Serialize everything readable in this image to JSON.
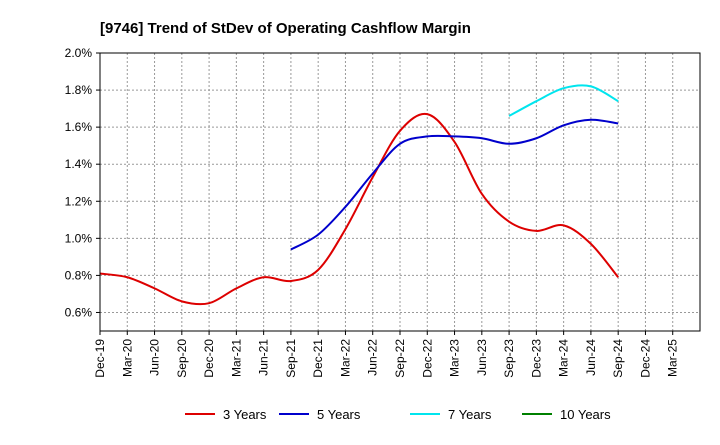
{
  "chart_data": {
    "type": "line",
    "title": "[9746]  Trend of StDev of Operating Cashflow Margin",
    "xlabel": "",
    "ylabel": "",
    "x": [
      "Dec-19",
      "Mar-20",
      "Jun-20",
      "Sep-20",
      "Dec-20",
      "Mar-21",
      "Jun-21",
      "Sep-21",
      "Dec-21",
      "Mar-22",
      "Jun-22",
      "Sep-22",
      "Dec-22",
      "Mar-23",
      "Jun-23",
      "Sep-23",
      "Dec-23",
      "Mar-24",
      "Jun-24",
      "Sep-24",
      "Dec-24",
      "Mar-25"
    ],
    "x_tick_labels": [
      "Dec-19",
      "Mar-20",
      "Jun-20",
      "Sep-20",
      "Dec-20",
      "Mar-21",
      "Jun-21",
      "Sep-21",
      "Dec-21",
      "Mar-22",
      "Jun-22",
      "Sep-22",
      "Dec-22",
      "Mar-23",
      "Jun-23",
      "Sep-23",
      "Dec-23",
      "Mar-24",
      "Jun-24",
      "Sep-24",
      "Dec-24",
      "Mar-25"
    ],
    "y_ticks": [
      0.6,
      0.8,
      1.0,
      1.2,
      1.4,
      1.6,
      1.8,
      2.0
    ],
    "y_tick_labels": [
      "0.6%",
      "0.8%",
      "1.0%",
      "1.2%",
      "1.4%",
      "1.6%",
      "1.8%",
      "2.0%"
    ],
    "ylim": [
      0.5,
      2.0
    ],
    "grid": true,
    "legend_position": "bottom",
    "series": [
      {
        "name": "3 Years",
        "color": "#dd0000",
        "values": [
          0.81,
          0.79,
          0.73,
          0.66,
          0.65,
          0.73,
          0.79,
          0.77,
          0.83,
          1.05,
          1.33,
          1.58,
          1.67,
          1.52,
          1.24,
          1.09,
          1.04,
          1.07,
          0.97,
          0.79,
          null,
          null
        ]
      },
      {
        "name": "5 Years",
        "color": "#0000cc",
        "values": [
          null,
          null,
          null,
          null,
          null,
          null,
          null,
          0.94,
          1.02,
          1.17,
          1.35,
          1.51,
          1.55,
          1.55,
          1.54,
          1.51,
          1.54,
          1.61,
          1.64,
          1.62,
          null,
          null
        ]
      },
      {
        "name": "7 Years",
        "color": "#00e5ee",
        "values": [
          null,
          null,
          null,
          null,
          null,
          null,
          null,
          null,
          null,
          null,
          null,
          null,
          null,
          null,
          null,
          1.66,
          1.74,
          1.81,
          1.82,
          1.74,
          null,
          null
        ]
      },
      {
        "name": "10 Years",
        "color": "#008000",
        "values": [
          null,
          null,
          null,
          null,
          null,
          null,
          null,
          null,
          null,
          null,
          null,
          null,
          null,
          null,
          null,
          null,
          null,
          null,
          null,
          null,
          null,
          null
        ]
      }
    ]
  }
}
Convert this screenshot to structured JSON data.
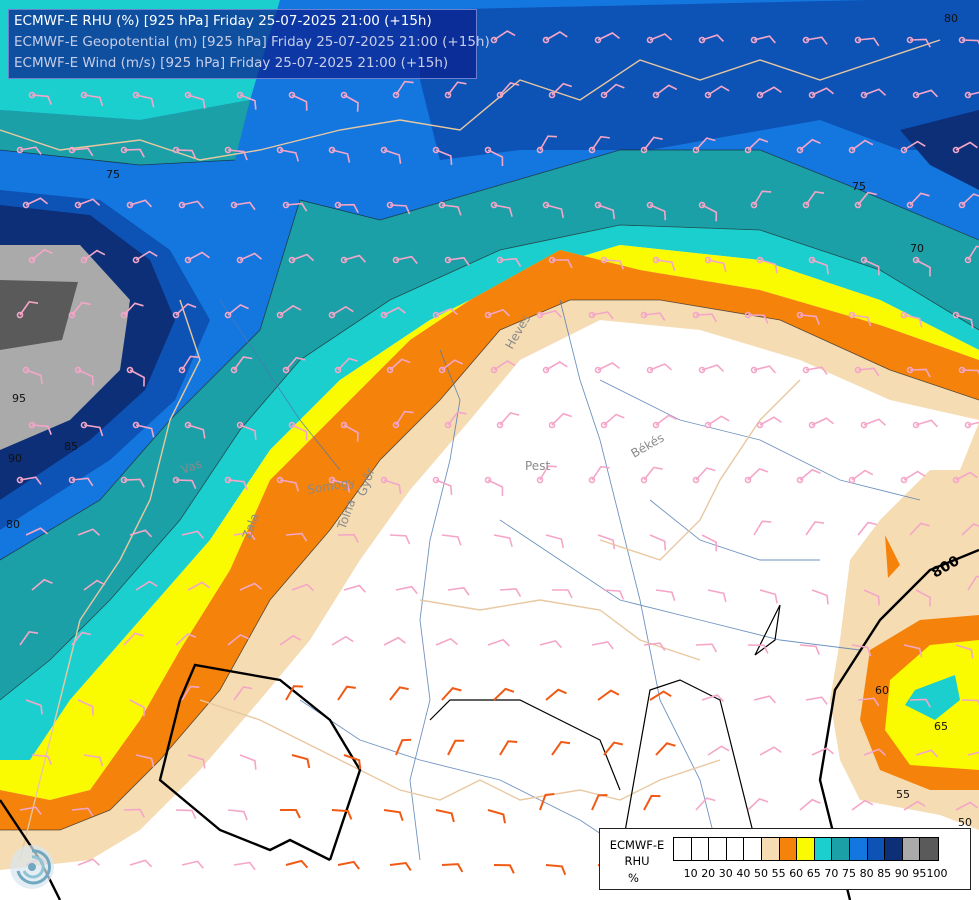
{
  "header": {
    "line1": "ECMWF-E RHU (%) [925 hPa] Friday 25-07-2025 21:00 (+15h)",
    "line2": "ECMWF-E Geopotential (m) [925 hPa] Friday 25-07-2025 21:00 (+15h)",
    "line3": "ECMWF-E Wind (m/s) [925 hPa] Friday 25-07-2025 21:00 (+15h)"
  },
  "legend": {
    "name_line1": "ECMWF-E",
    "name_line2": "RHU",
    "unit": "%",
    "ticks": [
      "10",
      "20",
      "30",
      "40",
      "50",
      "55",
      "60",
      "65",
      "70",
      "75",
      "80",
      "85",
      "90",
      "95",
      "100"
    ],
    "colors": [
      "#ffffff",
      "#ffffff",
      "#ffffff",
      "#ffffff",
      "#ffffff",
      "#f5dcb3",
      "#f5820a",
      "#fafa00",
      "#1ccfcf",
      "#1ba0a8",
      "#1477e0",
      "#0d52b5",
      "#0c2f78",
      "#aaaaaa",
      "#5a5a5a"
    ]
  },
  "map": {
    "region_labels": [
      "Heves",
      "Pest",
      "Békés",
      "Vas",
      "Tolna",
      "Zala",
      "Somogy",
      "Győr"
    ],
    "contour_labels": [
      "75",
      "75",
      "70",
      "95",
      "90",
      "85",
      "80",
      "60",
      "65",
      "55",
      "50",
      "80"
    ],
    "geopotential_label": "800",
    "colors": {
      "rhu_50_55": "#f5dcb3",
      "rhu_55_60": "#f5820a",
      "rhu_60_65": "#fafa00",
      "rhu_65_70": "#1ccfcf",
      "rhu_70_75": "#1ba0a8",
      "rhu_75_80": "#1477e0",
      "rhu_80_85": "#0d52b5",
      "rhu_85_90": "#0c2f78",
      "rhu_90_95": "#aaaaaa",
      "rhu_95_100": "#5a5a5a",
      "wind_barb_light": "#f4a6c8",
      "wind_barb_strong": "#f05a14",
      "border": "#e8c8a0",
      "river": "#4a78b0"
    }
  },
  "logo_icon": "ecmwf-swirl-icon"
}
================================
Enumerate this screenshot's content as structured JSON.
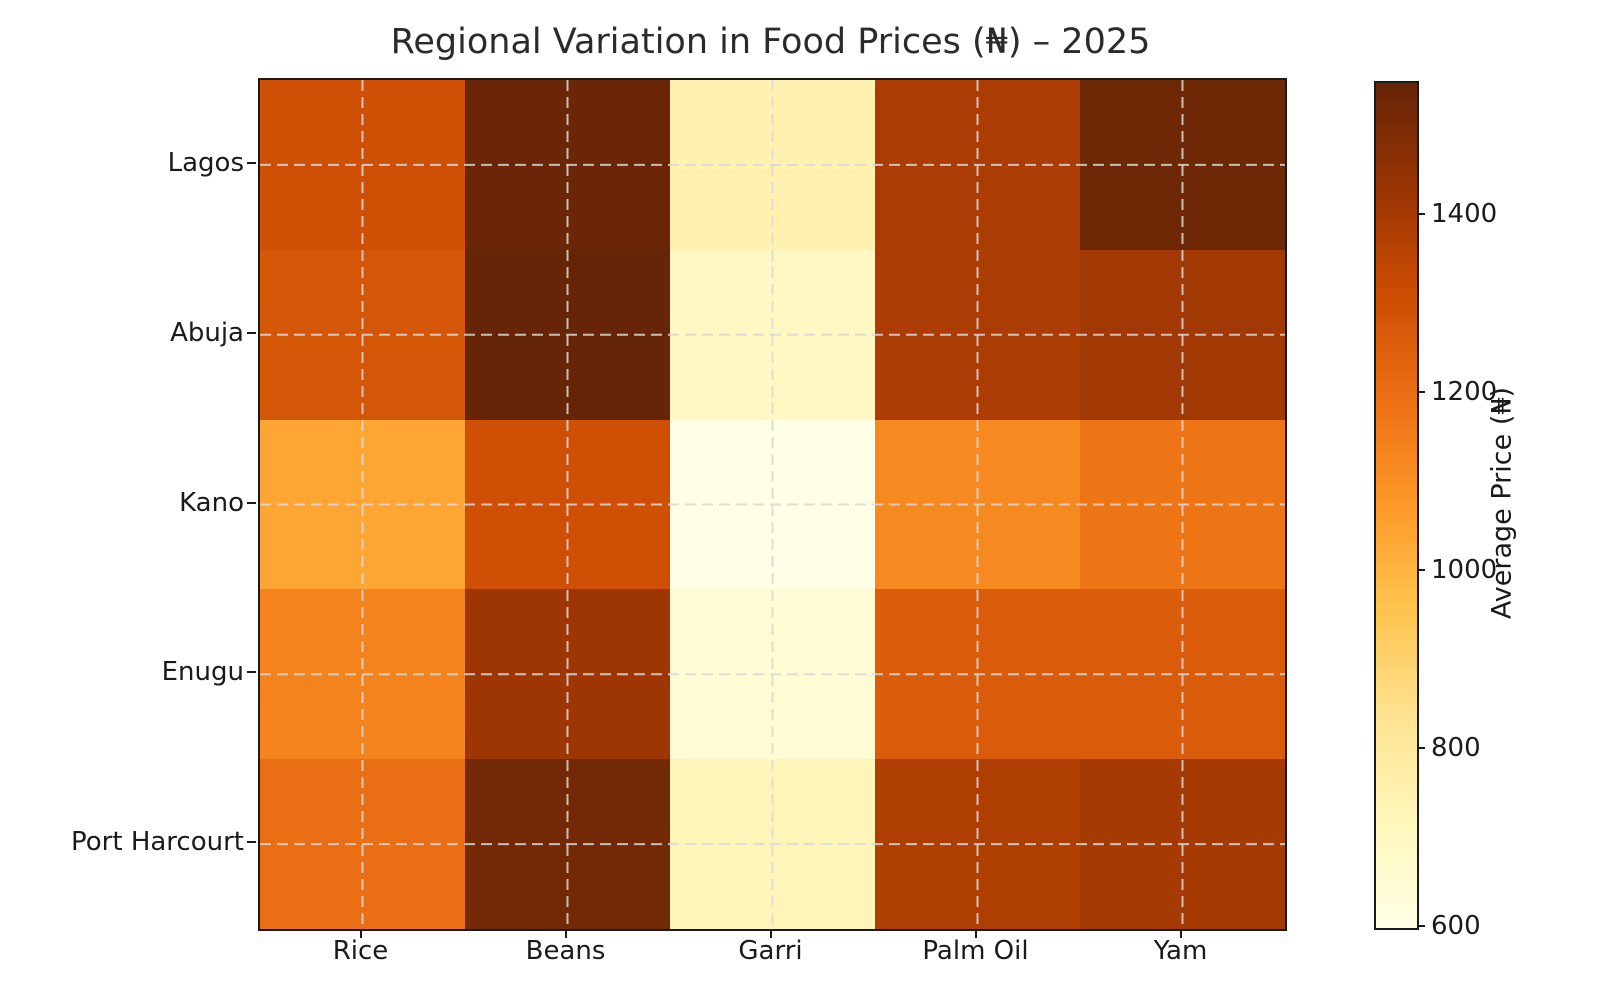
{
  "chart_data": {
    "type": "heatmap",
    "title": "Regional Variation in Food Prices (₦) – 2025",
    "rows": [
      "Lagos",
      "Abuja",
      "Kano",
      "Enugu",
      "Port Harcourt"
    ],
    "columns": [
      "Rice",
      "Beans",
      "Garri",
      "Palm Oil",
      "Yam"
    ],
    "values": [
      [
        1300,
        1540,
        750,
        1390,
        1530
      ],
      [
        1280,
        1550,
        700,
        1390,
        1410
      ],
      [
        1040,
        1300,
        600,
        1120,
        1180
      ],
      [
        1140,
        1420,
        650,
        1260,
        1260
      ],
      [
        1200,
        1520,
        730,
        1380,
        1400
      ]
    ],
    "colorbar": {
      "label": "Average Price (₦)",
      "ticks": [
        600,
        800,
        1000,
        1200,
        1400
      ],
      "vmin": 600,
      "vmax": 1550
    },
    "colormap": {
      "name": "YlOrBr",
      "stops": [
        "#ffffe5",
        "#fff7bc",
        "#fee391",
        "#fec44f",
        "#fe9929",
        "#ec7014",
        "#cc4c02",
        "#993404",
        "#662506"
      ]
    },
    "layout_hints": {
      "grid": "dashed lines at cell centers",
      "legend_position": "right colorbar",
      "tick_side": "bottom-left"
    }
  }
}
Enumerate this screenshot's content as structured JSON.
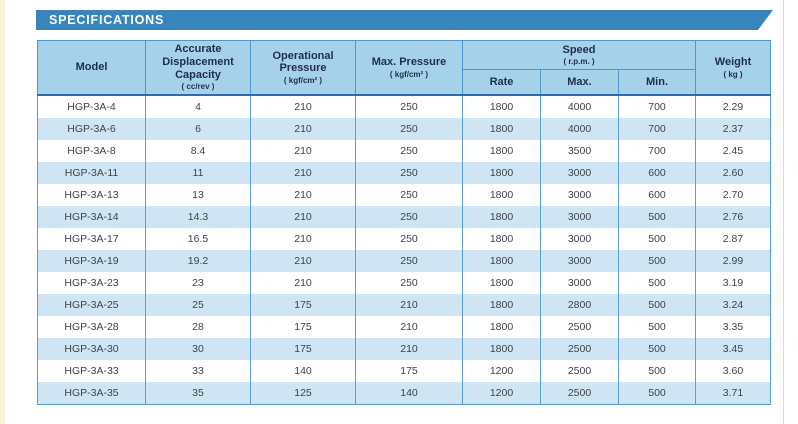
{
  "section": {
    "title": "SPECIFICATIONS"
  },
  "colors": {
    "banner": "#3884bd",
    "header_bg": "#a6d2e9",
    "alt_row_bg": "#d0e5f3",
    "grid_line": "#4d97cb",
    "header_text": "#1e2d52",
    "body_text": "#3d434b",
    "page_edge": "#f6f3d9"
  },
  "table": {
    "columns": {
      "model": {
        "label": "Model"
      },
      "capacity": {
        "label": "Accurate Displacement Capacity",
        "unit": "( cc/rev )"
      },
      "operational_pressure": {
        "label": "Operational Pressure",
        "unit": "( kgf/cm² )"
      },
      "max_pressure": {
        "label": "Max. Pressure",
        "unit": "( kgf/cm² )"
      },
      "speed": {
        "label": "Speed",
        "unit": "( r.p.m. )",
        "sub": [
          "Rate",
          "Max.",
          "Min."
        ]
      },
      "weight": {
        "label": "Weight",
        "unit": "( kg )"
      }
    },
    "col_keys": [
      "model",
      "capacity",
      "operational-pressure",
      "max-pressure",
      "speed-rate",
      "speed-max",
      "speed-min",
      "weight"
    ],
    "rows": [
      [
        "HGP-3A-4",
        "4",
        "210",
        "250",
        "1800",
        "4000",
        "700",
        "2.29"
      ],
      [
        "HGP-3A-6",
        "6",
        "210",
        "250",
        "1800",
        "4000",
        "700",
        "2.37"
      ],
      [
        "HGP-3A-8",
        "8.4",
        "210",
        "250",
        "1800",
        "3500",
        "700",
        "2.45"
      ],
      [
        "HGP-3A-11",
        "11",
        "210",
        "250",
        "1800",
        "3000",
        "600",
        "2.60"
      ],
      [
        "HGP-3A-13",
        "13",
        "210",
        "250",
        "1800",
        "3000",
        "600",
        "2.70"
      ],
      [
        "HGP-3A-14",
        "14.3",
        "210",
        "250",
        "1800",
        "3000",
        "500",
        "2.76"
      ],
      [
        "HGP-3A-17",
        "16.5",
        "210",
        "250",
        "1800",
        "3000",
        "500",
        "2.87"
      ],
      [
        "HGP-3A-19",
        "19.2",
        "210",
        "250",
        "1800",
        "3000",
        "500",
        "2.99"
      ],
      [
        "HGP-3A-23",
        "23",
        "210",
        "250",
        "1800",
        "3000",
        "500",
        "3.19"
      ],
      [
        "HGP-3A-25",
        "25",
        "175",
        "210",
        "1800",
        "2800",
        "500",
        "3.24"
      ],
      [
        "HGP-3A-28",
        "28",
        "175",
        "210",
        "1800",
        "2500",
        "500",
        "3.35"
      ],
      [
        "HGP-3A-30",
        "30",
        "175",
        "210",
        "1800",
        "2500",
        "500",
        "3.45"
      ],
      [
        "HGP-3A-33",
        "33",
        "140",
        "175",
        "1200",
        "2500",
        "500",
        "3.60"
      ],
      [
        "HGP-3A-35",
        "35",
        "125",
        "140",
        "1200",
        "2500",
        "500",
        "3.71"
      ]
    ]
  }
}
================================
What needs to be done: Find the word "unit" in the data and copy out each line where it turns up.

Exercise result:
    "unit": "%",
        "unit": "( cc/rev )"
        "unit": "( kgf/cm² )"
        "unit": "( kgf/cm² )"
        "unit": "( r.p.m. )",
        "unit": "( kg )"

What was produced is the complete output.